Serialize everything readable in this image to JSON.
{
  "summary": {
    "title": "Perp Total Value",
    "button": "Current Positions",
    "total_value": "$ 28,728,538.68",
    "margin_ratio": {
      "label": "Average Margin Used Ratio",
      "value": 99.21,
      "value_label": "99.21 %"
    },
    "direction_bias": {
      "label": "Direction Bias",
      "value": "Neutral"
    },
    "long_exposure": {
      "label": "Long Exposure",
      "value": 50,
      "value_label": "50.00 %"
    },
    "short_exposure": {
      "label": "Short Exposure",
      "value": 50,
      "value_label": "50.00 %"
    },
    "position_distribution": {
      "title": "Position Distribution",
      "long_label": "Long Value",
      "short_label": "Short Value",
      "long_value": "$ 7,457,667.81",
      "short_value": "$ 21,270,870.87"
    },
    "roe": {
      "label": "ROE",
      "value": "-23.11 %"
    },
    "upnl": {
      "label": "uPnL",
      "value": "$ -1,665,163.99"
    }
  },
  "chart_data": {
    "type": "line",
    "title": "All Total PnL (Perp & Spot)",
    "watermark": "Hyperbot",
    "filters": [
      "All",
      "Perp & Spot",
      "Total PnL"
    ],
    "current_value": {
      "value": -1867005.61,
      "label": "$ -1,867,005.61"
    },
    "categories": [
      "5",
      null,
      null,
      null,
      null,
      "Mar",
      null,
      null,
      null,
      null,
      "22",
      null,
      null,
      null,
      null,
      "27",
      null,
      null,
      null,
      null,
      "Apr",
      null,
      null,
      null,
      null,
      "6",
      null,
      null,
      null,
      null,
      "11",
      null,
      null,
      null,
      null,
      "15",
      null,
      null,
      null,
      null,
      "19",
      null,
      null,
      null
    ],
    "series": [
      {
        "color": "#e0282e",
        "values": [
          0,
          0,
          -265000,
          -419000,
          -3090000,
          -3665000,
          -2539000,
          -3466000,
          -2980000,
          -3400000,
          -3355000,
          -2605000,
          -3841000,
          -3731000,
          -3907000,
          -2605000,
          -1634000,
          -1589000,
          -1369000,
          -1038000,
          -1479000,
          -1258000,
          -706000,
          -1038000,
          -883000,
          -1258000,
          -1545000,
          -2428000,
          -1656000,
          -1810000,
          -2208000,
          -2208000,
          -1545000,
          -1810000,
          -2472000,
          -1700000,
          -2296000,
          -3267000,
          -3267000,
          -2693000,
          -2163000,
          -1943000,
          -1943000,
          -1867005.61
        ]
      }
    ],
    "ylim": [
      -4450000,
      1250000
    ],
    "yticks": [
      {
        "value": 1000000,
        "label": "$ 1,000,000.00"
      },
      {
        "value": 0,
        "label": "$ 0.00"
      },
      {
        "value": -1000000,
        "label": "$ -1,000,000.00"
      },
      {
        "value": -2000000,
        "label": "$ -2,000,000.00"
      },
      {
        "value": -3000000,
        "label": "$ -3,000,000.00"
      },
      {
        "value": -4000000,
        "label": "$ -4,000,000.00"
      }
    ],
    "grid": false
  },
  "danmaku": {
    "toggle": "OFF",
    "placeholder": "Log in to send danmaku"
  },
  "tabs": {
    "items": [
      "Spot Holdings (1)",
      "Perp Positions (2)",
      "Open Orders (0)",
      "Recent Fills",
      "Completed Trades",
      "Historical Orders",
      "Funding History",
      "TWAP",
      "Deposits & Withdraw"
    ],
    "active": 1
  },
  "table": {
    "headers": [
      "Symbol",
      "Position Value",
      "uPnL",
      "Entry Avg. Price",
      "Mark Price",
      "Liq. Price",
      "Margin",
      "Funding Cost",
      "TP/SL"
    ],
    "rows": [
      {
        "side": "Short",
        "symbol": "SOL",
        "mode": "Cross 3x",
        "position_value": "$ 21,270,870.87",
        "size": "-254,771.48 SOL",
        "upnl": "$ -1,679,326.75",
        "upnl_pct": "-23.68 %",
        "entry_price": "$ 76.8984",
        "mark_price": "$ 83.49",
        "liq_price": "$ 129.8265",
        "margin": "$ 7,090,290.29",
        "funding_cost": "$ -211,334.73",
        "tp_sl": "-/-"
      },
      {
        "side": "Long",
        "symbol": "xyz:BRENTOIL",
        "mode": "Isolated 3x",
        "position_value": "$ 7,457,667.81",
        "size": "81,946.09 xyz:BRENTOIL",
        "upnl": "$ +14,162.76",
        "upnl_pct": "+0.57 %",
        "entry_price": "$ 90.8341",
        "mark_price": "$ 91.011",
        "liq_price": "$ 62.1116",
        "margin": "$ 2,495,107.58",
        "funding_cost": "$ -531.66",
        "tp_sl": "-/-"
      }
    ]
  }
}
━━━━━━━━
◆ **PROBLEM DESCRIPTION**
Retype every record above exactly as written.

◆ **THE RESPONSE**
Serialize everything readable in this image to JSON.
{
  "summary": {
    "title": "Perp Total Value",
    "button": "Current Positions",
    "total_value": "$ 28,728,538.68",
    "margin_ratio": {
      "label": "Average Margin Used Ratio",
      "value": 99.21,
      "value_label": "99.21 %"
    },
    "direction_bias": {
      "label": "Direction Bias",
      "value": "Neutral"
    },
    "long_exposure": {
      "label": "Long Exposure",
      "value": 50,
      "value_label": "50.00 %"
    },
    "short_exposure": {
      "label": "Short Exposure",
      "value": 50,
      "value_label": "50.00 %"
    },
    "position_distribution": {
      "title": "Position Distribution",
      "long_label": "Long Value",
      "short_label": "Short Value",
      "long_value": "$ 7,457,667.81",
      "short_value": "$ 21,270,870.87"
    },
    "roe": {
      "label": "ROE",
      "value": "-23.11 %"
    },
    "upnl": {
      "label": "uPnL",
      "value": "$ -1,665,163.99"
    }
  },
  "chart_data": {
    "type": "line",
    "title": "All Total PnL (Perp & Spot)",
    "watermark": "Hyperbot",
    "filters": [
      "All",
      "Perp & Spot",
      "Total PnL"
    ],
    "current_value": {
      "value": -1867005.61,
      "label": "$ -1,867,005.61"
    },
    "categories": [
      "5",
      null,
      null,
      null,
      null,
      "Mar",
      null,
      null,
      null,
      null,
      "22",
      null,
      null,
      null,
      null,
      "27",
      null,
      null,
      null,
      null,
      "Apr",
      null,
      null,
      null,
      null,
      "6",
      null,
      null,
      null,
      null,
      "11",
      null,
      null,
      null,
      null,
      "15",
      null,
      null,
      null,
      null,
      "19",
      null,
      null,
      null
    ],
    "series": [
      {
        "color": "#e0282e",
        "values": [
          0,
          0,
          -265000,
          -419000,
          -3090000,
          -3665000,
          -2539000,
          -3466000,
          -2980000,
          -3400000,
          -3355000,
          -2605000,
          -3841000,
          -3731000,
          -3907000,
          -2605000,
          -1634000,
          -1589000,
          -1369000,
          -1038000,
          -1479000,
          -1258000,
          -706000,
          -1038000,
          -883000,
          -1258000,
          -1545000,
          -2428000,
          -1656000,
          -1810000,
          -2208000,
          -2208000,
          -1545000,
          -1810000,
          -2472000,
          -1700000,
          -2296000,
          -3267000,
          -3267000,
          -2693000,
          -2163000,
          -1943000,
          -1943000,
          -1867005.61
        ]
      }
    ],
    "ylim": [
      -4450000,
      1250000
    ],
    "yticks": [
      {
        "value": 1000000,
        "label": "$ 1,000,000.00"
      },
      {
        "value": 0,
        "label": "$ 0.00"
      },
      {
        "value": -1000000,
        "label": "$ -1,000,000.00"
      },
      {
        "value": -2000000,
        "label": "$ -2,000,000.00"
      },
      {
        "value": -3000000,
        "label": "$ -3,000,000.00"
      },
      {
        "value": -4000000,
        "label": "$ -4,000,000.00"
      }
    ],
    "grid": false
  },
  "danmaku": {
    "toggle": "OFF",
    "placeholder": "Log in to send danmaku"
  },
  "tabs": {
    "items": [
      "Spot Holdings (1)",
      "Perp Positions (2)",
      "Open Orders (0)",
      "Recent Fills",
      "Completed Trades",
      "Historical Orders",
      "Funding History",
      "TWAP",
      "Deposits & Withdraw"
    ],
    "active": 1
  },
  "table": {
    "headers": [
      "Symbol",
      "Position Value",
      "uPnL",
      "Entry Avg. Price",
      "Mark Price",
      "Liq. Price",
      "Margin",
      "Funding Cost",
      "TP/SL"
    ],
    "rows": [
      {
        "side": "Short",
        "symbol": "SOL",
        "mode": "Cross 3x",
        "position_value": "$ 21,270,870.87",
        "size": "-254,771.48 SOL",
        "upnl": "$ -1,679,326.75",
        "upnl_pct": "-23.68 %",
        "entry_price": "$ 76.8984",
        "mark_price": "$ 83.49",
        "liq_price": "$ 129.8265",
        "margin": "$ 7,090,290.29",
        "funding_cost": "$ -211,334.73",
        "tp_sl": "-/-"
      },
      {
        "side": "Long",
        "symbol": "xyz:BRENTOIL",
        "mode": "Isolated 3x",
        "position_value": "$ 7,457,667.81",
        "size": "81,946.09 xyz:BRENTOIL",
        "upnl": "$ +14,162.76",
        "upnl_pct": "+0.57 %",
        "entry_price": "$ 90.8341",
        "mark_price": "$ 91.011",
        "liq_price": "$ 62.1116",
        "margin": "$ 2,495,107.58",
        "funding_cost": "$ -531.66",
        "tp_sl": "-/-"
      }
    ]
  }
}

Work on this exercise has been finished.